[Begin Data in this exercise]

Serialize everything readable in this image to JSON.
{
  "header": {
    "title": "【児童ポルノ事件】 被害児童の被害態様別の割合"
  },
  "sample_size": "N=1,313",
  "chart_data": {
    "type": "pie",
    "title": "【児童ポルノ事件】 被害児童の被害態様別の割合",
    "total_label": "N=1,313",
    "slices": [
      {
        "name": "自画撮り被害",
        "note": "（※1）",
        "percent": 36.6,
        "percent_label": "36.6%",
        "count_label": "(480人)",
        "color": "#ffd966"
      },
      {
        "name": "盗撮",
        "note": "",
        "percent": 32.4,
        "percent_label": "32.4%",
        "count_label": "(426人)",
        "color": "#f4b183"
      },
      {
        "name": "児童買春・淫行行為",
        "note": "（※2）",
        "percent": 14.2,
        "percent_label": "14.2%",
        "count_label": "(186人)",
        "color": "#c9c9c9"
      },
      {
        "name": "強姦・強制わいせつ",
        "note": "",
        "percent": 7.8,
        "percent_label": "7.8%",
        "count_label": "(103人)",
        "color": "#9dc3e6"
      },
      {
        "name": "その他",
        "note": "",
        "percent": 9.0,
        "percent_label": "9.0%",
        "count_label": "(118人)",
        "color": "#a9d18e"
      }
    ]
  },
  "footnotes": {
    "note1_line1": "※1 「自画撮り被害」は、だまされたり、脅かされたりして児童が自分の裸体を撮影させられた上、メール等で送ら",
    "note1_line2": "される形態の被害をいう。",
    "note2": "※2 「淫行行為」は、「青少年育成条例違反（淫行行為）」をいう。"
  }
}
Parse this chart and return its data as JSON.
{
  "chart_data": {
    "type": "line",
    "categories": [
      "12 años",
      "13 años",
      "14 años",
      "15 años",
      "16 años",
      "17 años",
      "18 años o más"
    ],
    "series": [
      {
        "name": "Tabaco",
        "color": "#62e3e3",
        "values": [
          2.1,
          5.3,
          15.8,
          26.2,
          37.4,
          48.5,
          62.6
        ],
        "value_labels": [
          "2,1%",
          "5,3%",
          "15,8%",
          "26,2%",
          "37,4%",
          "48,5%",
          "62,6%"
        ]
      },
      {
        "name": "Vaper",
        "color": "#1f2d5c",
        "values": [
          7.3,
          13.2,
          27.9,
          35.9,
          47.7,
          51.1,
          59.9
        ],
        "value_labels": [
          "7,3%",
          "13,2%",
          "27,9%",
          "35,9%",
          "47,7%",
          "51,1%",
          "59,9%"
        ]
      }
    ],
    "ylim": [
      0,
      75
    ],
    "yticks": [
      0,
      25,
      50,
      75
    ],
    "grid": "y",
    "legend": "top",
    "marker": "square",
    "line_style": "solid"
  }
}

[End Data in this exercise]
[Begin Data in this exercise]

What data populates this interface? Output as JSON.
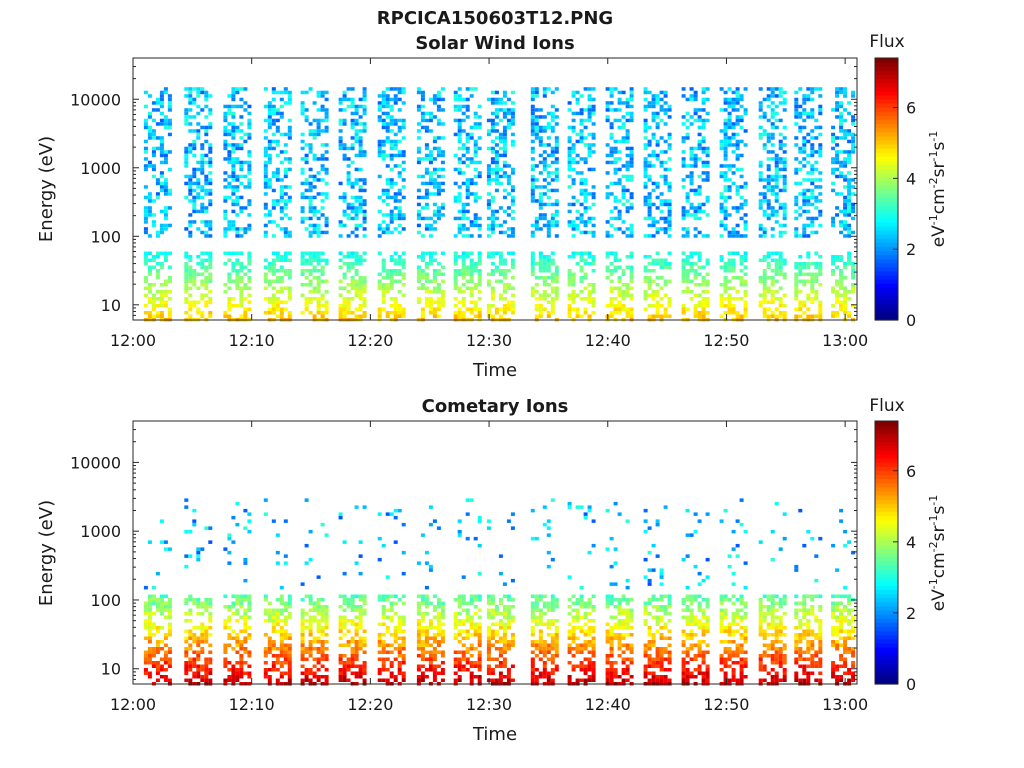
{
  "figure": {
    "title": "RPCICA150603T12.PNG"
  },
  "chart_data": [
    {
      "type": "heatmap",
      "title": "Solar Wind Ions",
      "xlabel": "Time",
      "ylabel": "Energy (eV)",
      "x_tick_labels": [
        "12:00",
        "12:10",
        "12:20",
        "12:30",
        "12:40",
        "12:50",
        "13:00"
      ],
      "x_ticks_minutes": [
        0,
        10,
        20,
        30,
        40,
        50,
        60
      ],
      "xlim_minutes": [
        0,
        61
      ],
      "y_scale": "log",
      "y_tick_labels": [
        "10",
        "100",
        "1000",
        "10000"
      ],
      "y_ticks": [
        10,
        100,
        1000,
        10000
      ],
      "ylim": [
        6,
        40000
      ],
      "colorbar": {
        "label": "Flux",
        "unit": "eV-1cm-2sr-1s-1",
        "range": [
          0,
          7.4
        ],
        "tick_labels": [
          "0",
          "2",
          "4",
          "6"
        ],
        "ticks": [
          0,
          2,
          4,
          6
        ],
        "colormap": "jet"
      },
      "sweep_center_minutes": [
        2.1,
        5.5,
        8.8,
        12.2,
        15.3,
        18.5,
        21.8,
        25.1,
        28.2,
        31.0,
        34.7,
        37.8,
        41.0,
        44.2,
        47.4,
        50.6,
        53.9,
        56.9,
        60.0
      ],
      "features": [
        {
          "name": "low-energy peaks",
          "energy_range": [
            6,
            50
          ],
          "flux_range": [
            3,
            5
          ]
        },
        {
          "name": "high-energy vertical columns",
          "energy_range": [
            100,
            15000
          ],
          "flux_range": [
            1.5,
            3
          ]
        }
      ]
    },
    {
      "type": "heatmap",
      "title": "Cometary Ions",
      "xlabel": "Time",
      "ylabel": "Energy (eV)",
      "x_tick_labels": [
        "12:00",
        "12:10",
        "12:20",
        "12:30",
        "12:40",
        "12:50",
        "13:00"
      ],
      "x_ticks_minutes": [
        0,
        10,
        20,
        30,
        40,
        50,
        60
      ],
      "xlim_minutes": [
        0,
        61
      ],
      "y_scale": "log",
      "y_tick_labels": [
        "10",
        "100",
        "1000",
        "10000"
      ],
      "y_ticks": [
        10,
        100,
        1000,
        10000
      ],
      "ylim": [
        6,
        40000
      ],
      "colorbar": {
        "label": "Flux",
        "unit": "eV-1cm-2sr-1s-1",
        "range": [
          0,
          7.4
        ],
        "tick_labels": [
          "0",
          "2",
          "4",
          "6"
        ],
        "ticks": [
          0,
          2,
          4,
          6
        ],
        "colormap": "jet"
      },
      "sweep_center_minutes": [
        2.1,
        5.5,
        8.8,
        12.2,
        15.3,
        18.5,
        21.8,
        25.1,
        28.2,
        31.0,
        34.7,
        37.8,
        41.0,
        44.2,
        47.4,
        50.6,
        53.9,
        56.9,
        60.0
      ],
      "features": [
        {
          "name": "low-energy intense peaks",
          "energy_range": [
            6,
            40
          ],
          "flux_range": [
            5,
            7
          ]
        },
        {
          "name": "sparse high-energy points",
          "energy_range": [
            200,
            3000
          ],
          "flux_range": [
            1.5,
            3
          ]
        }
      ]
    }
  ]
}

[End Data in this exercise]

* Stated goal *
Gather up the lines containing the word "type" from these records and copy them.

* Complete answer *
    "type": "pie",
    "type": "line",
      "type": "heatmap",
      "type": "heatmap",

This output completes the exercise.